• [What the task requires]:
Retype each record shown below, leaving every character as it is.

Collection entries:
+ + + + +
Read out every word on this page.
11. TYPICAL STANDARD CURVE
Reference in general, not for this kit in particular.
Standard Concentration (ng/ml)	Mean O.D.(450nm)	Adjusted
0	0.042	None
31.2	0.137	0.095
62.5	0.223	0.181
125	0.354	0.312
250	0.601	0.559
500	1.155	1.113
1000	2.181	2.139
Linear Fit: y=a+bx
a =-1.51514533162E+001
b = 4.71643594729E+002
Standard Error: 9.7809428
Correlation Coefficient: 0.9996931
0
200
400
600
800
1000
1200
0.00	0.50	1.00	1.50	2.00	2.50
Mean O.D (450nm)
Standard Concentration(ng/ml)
+ + + + +
• [Full answer]:
Read out every word on this page.
11. TYPICAL STANDARD CURVE
Reference in general, not for this kit in particular.
Standard Concentration (ng/ml)	Mean O.D.(450nm)	Adjusted
0	0.042	None
31.2	0.137	0.095
62.5	0.223	0.181
125	0.354	0.312
250	0.601	0.559
500	1.155	1.113
1000	2.181	2.139
Linear Fit: y=a+bx
a =-1.51514533162E+001
b = 4.71643594729E+002
Standard Error: 9.7809428
Correlation Coefficient: 0.9996931
0
200
400
600
800
1000
1200
0.00	0.50	1.00	1.50	2.00	2.50
Mean O.D (450nm)
Standard Concentration(ng/ml)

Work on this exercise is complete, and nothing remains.